Search the data below for "English"; list each line that holds it.

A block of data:
▬▬▬▬▬▬

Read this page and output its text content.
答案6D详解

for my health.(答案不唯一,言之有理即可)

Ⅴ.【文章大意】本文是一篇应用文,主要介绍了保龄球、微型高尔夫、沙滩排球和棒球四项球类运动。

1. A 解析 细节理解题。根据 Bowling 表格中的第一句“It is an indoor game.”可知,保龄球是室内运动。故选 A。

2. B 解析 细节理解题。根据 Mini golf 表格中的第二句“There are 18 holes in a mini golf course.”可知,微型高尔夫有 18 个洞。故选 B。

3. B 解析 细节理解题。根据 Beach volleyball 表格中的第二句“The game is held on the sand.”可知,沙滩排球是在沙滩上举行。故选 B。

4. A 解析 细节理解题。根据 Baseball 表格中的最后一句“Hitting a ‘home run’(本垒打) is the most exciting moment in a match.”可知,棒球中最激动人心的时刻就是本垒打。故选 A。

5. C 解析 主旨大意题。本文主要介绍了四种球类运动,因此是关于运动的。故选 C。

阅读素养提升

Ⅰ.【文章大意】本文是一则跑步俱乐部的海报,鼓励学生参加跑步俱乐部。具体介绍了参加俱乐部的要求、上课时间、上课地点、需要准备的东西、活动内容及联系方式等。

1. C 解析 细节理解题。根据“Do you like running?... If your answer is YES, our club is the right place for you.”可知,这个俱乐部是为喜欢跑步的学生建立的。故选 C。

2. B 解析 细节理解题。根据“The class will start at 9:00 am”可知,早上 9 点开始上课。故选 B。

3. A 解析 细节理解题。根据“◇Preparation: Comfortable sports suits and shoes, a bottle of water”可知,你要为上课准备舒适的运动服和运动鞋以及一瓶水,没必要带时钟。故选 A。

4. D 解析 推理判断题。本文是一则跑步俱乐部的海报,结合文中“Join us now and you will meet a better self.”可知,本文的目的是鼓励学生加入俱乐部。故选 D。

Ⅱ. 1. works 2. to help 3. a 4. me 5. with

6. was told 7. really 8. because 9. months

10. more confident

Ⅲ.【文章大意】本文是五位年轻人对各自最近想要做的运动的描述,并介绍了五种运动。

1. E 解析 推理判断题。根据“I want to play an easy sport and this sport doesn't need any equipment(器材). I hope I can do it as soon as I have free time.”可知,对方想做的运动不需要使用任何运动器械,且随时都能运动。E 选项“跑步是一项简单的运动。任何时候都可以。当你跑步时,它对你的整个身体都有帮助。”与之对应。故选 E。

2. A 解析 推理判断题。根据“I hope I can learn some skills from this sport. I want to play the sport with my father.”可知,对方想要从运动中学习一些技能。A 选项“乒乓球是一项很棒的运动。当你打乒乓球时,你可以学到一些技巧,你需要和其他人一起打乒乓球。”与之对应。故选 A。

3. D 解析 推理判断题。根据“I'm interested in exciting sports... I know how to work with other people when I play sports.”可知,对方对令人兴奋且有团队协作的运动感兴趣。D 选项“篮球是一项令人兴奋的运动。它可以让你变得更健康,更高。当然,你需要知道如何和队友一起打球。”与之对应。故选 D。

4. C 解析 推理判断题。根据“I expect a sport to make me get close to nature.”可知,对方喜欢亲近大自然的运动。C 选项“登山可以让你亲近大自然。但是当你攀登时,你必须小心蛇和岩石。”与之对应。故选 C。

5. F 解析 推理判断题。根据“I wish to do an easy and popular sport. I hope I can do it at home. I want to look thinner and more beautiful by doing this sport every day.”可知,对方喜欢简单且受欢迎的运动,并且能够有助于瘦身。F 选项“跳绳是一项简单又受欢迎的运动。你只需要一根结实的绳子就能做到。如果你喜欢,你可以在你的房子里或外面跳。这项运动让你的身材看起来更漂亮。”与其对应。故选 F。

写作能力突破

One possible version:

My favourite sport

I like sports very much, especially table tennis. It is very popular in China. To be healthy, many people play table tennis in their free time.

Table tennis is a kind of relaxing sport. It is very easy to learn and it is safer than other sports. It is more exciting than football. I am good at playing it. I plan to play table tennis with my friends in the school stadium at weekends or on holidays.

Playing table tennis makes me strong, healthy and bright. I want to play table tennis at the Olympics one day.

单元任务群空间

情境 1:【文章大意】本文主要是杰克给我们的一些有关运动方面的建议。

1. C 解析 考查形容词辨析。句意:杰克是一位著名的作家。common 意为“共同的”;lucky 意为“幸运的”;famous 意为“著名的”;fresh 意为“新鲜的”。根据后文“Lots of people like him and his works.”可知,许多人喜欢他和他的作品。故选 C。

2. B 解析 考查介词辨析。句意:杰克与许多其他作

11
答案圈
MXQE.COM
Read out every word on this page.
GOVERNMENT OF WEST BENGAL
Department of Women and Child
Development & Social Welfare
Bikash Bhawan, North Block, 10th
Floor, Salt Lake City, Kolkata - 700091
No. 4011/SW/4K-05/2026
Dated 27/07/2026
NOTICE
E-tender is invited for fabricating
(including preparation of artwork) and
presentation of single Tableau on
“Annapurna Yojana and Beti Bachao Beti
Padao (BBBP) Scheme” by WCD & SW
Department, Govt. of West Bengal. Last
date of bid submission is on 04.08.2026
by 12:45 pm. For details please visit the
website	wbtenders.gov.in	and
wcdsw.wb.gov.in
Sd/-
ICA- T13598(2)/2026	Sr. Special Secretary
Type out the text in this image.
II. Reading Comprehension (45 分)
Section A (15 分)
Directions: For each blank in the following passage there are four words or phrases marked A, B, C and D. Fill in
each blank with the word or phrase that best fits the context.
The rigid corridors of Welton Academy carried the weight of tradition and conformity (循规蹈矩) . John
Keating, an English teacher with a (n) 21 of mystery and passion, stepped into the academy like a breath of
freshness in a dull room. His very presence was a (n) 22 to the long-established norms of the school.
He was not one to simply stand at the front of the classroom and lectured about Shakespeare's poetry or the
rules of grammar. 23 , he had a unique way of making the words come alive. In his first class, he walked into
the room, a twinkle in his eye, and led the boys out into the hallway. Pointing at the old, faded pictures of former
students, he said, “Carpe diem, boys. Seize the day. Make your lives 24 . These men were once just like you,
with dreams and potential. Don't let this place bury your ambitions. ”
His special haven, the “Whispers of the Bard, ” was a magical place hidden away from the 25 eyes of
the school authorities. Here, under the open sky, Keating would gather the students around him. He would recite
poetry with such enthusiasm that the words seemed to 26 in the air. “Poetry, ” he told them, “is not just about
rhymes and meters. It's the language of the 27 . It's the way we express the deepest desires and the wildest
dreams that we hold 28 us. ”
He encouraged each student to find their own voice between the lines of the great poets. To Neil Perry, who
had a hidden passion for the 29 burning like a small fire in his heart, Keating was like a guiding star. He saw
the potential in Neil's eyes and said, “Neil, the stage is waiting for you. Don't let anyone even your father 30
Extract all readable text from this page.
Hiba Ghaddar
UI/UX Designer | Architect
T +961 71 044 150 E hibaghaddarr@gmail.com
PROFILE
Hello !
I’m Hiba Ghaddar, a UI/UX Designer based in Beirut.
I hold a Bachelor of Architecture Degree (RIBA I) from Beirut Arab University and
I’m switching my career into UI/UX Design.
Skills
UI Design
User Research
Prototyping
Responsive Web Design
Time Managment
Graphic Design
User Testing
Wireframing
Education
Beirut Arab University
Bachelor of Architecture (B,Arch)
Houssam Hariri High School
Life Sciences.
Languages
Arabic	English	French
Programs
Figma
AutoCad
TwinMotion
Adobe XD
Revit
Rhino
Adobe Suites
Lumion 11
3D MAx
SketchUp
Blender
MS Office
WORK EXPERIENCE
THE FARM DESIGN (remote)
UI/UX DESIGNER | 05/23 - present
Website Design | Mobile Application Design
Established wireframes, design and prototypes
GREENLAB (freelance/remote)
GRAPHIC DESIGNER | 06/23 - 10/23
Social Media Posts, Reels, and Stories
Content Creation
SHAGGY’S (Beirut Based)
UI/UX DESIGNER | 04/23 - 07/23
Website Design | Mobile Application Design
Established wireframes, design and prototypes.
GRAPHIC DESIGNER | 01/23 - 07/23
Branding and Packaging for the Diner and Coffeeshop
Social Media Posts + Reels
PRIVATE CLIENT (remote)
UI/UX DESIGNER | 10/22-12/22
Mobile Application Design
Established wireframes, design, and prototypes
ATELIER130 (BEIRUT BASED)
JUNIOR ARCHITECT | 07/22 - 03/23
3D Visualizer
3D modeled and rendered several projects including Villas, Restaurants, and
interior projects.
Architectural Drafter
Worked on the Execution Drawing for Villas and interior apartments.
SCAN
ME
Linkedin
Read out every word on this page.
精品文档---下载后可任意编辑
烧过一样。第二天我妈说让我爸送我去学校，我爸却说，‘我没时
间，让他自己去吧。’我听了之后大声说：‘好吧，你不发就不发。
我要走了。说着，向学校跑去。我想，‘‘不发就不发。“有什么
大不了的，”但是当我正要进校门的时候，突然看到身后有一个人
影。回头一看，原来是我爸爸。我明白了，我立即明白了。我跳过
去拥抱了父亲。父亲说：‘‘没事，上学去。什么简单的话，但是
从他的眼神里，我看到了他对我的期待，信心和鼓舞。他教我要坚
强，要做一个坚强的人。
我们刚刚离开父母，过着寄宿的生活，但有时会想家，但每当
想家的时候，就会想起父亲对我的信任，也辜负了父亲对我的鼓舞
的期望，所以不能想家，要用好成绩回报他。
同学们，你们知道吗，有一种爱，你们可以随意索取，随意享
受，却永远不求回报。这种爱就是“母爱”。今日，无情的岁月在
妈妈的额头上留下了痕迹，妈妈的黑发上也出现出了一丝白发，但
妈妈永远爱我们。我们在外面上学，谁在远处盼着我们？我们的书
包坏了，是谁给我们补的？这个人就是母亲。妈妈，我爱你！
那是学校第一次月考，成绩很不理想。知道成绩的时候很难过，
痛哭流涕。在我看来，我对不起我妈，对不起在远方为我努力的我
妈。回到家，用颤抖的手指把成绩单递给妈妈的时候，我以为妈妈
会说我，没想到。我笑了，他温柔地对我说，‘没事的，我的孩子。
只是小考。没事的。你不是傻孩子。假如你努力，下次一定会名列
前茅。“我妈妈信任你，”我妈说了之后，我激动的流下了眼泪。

▬▬▬▬▬▬

■ Response to this exercise ■
Keating, an English teacher with a (n) 21 of mystery and passion, stepped into the academy like a breath of
Arabic	English	French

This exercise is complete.